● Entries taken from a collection
###

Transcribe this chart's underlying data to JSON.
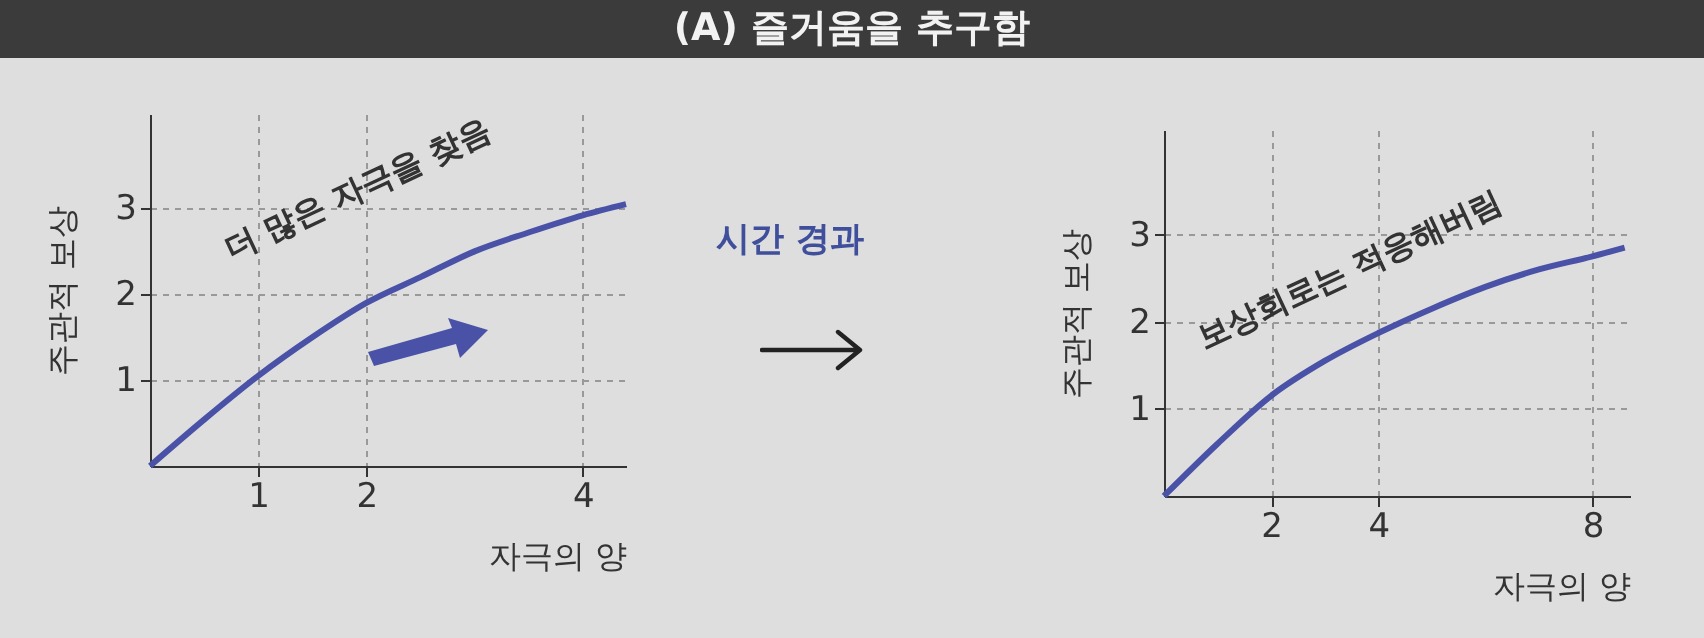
{
  "chart_data": [
    {
      "type": "other",
      "title": "(A) 즐거움을 추구함",
      "annotations": [
        "시간 경과"
      ]
    },
    {
      "type": "line",
      "xlabel": "자극의 양",
      "ylabel": "주관적 보상",
      "annotations": [
        "더 많은 자극을 찾음"
      ],
      "x": [
        0,
        0.5,
        1,
        1.5,
        2,
        2.5,
        3,
        3.5,
        4,
        4.4
      ],
      "series": [
        {
          "color": "#4a52a8",
          "values": [
            0,
            0.54,
            1.05,
            1.5,
            1.9,
            2.2,
            2.5,
            2.72,
            2.92,
            3.05
          ]
        }
      ],
      "xlim": [
        0,
        4.4
      ],
      "ylim": [
        0,
        4.1
      ],
      "xticks": [
        1,
        2,
        4
      ],
      "yticks": [
        1,
        2,
        3
      ],
      "grid": true
    },
    {
      "type": "line",
      "xlabel": "자극의 양",
      "ylabel": "주관적 보상",
      "annotations": [
        "보상회로는 적응해버림"
      ],
      "x": [
        0,
        1,
        2,
        3,
        4,
        5,
        6,
        7,
        8,
        8.6
      ],
      "series": [
        {
          "color": "#4a52a8",
          "values": [
            0,
            0.6,
            1.15,
            1.55,
            1.87,
            2.15,
            2.4,
            2.6,
            2.75,
            2.85
          ]
        }
      ],
      "xlim": [
        0,
        8.7
      ],
      "ylim": [
        0,
        4.2
      ],
      "xticks": [
        2,
        4,
        8
      ],
      "yticks": [
        1,
        2,
        3
      ],
      "grid": true
    }
  ]
}
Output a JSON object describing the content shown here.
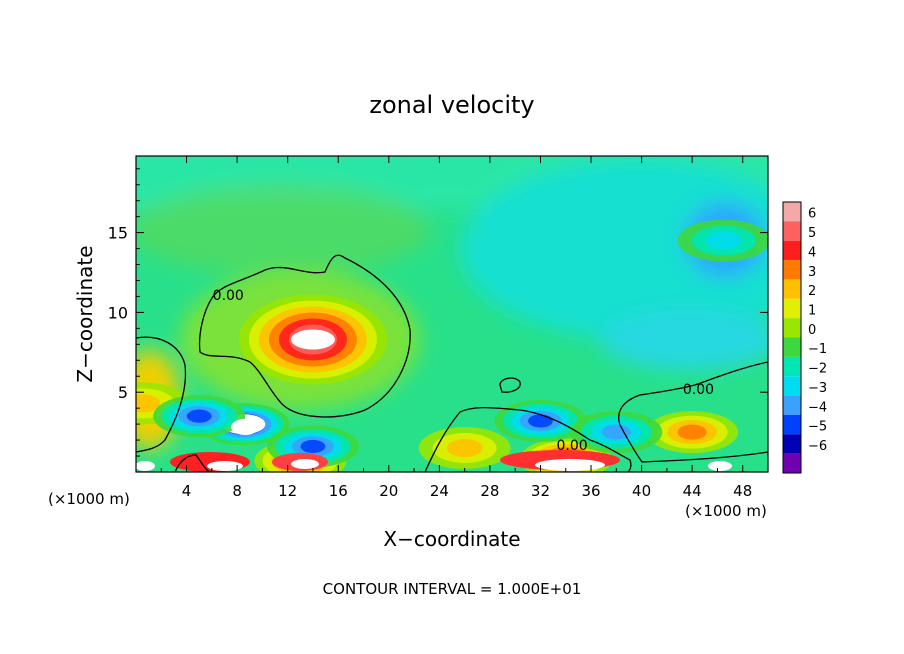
{
  "chart_data": {
    "type": "heatmap",
    "title": "zonal velocity",
    "xlabel": "X−coordinate",
    "ylabel": "Z−coordinate",
    "x_unit_left": "(×1000 m)",
    "x_unit_right": "(×1000 m)",
    "footer": "CONTOUR INTERVAL = 1.000E+01",
    "xlim": [
      0,
      50
    ],
    "ylim": [
      0,
      19.8
    ],
    "x_ticks": [
      4,
      8,
      12,
      16,
      20,
      24,
      28,
      32,
      36,
      40,
      44,
      48
    ],
    "x_tick_labels": [
      "4",
      "8",
      "12",
      "16",
      "20",
      "24",
      "28",
      "32",
      "36",
      "40",
      "44",
      "48"
    ],
    "y_ticks": [
      5,
      10,
      15
    ],
    "y_tick_labels": [
      "5",
      "10",
      "15"
    ],
    "contour_labels": [
      {
        "text": "0.00",
        "x": 7.3,
        "y": 11.1
      },
      {
        "text": "0.00",
        "x": 44.5,
        "y": 5.2
      },
      {
        "text": "0.00",
        "x": 34.5,
        "y": 1.7
      }
    ],
    "colorbar": {
      "levels": [
        6,
        5,
        4,
        3,
        2,
        1,
        0,
        -1,
        -2,
        -3,
        -4,
        -5,
        -6
      ],
      "labels": [
        "6",
        "5",
        "4",
        "3",
        "2",
        "1",
        "0",
        "−1",
        "−2",
        "−3",
        "−4",
        "−5",
        "−6"
      ],
      "colors": [
        "#f4a8a8",
        "#ff6060",
        "#ff1e1e",
        "#ff7a00",
        "#ffc000",
        "#e0f000",
        "#9ae600",
        "#3dd83d",
        "#00e6b4",
        "#00dcf0",
        "#3ca0ff",
        "#0040ff",
        "#0000b4",
        "#7000b0"
      ]
    },
    "features": [
      {
        "kind": "max",
        "x": 14,
        "y": 8.3,
        "value": 6.5
      },
      {
        "kind": "max",
        "x": 0.5,
        "y": 4.3,
        "value": 3
      },
      {
        "kind": "max",
        "x": 44,
        "y": 2.5,
        "value": 3.5
      },
      {
        "kind": "max",
        "x": 26,
        "y": 1.5,
        "value": 3
      },
      {
        "kind": "max",
        "x": 34,
        "y": 0.8,
        "value": 5.5
      },
      {
        "kind": "max",
        "x": 13,
        "y": 0.7,
        "value": 5
      },
      {
        "kind": "min",
        "x": 8.5,
        "y": 3.0,
        "value": -6.5
      },
      {
        "kind": "min",
        "x": 5,
        "y": 3.5,
        "value": -4.5
      },
      {
        "kind": "min",
        "x": 14,
        "y": 1.6,
        "value": -5
      },
      {
        "kind": "min",
        "x": 32,
        "y": 3.2,
        "value": -4.5
      },
      {
        "kind": "min",
        "x": 38,
        "y": 2.5,
        "value": -3.5
      },
      {
        "kind": "min",
        "x": 46.5,
        "y": 14.5,
        "value": -3
      }
    ]
  }
}
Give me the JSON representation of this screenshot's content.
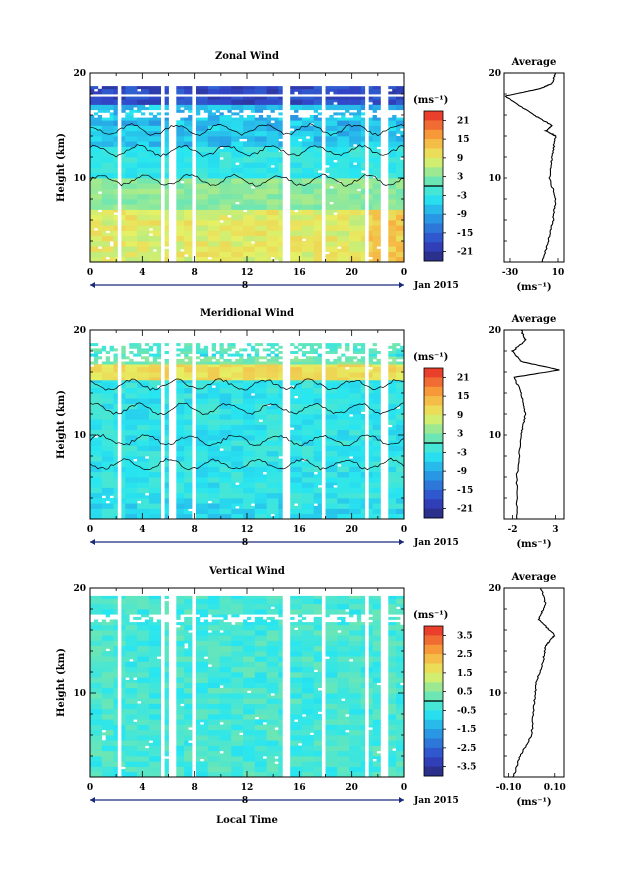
{
  "shared": {
    "ylabel": "Height (km)",
    "xlabel": "Local Time",
    "date_label": "Jan 2015",
    "day_label": "8",
    "avg_title": "Average",
    "unit_label": "(ms⁻¹)"
  },
  "chart_data": [
    {
      "type": "heatmap",
      "title": "Zonal Wind",
      "x_ticks": [
        "0",
        "4",
        "8",
        "12",
        "16",
        "20",
        "0"
      ],
      "xlim": [
        0,
        24
      ],
      "ylim": [
        2,
        20
      ],
      "y_ticks": [
        "20",
        "10"
      ],
      "colorbar": {
        "label": "(ms⁻¹)",
        "range": [
          -24,
          24
        ],
        "ticks": [
          "21",
          "15",
          "9",
          "3",
          "-3",
          "-9",
          "-15",
          "-21"
        ]
      },
      "profile": [
        [
          -3,
          2
        ],
        [
          2,
          4
        ],
        [
          6,
          6
        ],
        [
          8,
          8
        ],
        [
          3,
          10
        ],
        [
          5,
          12
        ],
        [
          8,
          14
        ],
        [
          0,
          14.5
        ],
        [
          5,
          15
        ],
        [
          -10,
          16
        ],
        [
          -34,
          17.8
        ],
        [
          -5,
          18.5
        ],
        [
          5,
          19
        ],
        [
          8,
          20
        ]
      ],
      "profile_xticks": [
        "-30",
        "10"
      ],
      "profile_xlim": [
        -35,
        15
      ]
    },
    {
      "type": "heatmap",
      "title": "Meridional Wind",
      "x_ticks": [
        "0",
        "4",
        "8",
        "12",
        "16",
        "20",
        "0"
      ],
      "xlim": [
        0,
        24
      ],
      "ylim": [
        2,
        20
      ],
      "y_ticks": [
        "20",
        "10"
      ],
      "colorbar": {
        "label": "(ms⁻¹)",
        "range": [
          -24,
          24
        ],
        "ticks": [
          "21",
          "15",
          "9",
          "3",
          "-3",
          "-9",
          "-15",
          "-21"
        ]
      },
      "profile": [
        [
          -1.5,
          2
        ],
        [
          -1.5,
          6
        ],
        [
          -1,
          10
        ],
        [
          -0.5,
          12
        ],
        [
          -1,
          14
        ],
        [
          -1.8,
          15.5
        ],
        [
          3.5,
          16.2
        ],
        [
          -1,
          17
        ],
        [
          -2,
          18
        ],
        [
          -0.5,
          19
        ],
        [
          -1,
          20
        ]
      ],
      "profile_xticks": [
        "-2",
        "3"
      ],
      "profile_xlim": [
        -3,
        4
      ]
    },
    {
      "type": "heatmap",
      "title": "Vertical Wind",
      "x_ticks": [
        "0",
        "4",
        "8",
        "12",
        "16",
        "20",
        "0"
      ],
      "xlim": [
        0,
        24
      ],
      "ylim": [
        2,
        20
      ],
      "y_ticks": [
        "20",
        "10"
      ],
      "colorbar": {
        "label": "(ms⁻¹)",
        "range": [
          -4,
          4
        ],
        "ticks": [
          "3.5",
          "2.5",
          "1.5",
          "0.5",
          "-0.5",
          "-1.5",
          "-2.5",
          "-3.5"
        ]
      },
      "profile": [
        [
          -0.08,
          2
        ],
        [
          -0.05,
          4
        ],
        [
          0,
          6
        ],
        [
          0.01,
          9
        ],
        [
          0.02,
          11
        ],
        [
          0.05,
          13
        ],
        [
          0.06,
          14.5
        ],
        [
          0.1,
          15.5
        ],
        [
          0.03,
          17
        ],
        [
          0.06,
          18.5
        ],
        [
          0.04,
          20
        ]
      ],
      "profile_xticks": [
        "-0.10",
        "0.10"
      ],
      "profile_xlim": [
        -0.12,
        0.14
      ]
    }
  ]
}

###

● SHORT PROBLEM
Copy every line above that holds the word "Wind".

● THE COMPLETED TASK
      "title": "Zonal Wind",
      "title": "Meridional Wind",
      "title": "Vertical Wind",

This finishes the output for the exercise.